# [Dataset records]
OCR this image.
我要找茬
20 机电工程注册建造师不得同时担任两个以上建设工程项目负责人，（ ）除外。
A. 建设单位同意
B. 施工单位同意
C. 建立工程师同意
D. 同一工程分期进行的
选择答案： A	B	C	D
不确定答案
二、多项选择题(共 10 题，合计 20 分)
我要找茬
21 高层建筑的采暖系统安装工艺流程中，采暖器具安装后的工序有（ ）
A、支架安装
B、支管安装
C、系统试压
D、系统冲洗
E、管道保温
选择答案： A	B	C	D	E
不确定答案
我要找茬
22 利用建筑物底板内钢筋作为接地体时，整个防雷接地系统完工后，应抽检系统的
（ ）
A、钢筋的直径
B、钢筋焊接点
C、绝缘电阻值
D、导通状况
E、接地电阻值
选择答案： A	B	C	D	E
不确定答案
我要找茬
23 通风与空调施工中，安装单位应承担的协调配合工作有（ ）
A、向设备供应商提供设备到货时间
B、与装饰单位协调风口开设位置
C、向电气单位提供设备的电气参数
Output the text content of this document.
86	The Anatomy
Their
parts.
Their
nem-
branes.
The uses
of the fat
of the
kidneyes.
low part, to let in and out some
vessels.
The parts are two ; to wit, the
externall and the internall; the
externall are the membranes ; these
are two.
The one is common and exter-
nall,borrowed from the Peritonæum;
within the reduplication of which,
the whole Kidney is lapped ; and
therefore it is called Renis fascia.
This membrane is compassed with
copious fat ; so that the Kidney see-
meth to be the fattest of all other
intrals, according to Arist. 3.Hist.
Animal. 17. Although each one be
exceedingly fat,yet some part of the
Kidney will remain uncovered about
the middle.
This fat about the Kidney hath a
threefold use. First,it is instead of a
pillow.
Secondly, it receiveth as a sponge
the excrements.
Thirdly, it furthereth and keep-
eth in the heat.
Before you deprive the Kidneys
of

# [AIM]
Repeat the listing exactly, from its first line to its last.

# [SOLUTION FOR THIS PROBLEM]
OCR this image.
我要找茬
20 机电工程注册建造师不得同时担任两个以上建设工程项目负责人，（ ）除外。
A. 建设单位同意
B. 施工单位同意
C. 建立工程师同意
D. 同一工程分期进行的
选择答案： A	B	C	D
不确定答案
二、多项选择题(共 10 题，合计 20 分)
我要找茬
21 高层建筑的采暖系统安装工艺流程中，采暖器具安装后的工序有（ ）
A、支架安装
B、支管安装
C、系统试压
D、系统冲洗
E、管道保温
选择答案： A	B	C	D	E
不确定答案
我要找茬
22 利用建筑物底板内钢筋作为接地体时，整个防雷接地系统完工后，应抽检系统的
（ ）
A、钢筋的直径
B、钢筋焊接点
C、绝缘电阻值
D、导通状况
E、接地电阻值
选择答案： A	B	C	D	E
不确定答案
我要找茬
23 通风与空调施工中，安装单位应承担的协调配合工作有（ ）
A、向设备供应商提供设备到货时间
B、与装饰单位协调风口开设位置
C、向电气单位提供设备的电气参数
Output the text content of this document.
86	The Anatomy
Their
parts.
Their
nem-
branes.
The uses
of the fat
of the
kidneyes.
low part, to let in and out some
vessels.
The parts are two ; to wit, the
externall and the internall; the
externall are the membranes ; these
are two.
The one is common and exter-
nall,borrowed from the Peritonæum;
within the reduplication of which,
the whole Kidney is lapped ; and
therefore it is called Renis fascia.
This membrane is compassed with
copious fat ; so that the Kidney see-
meth to be the fattest of all other
intrals, according to Arist. 3.Hist.
Animal. 17. Although each one be
exceedingly fat,yet some part of the
Kidney will remain uncovered about
the middle.
This fat about the Kidney hath a
threefold use. First,it is instead of a
pillow.
Secondly, it receiveth as a sponge
the excrements.
Thirdly, it furthereth and keep-
eth in the heat.
Before you deprive the Kidneys
of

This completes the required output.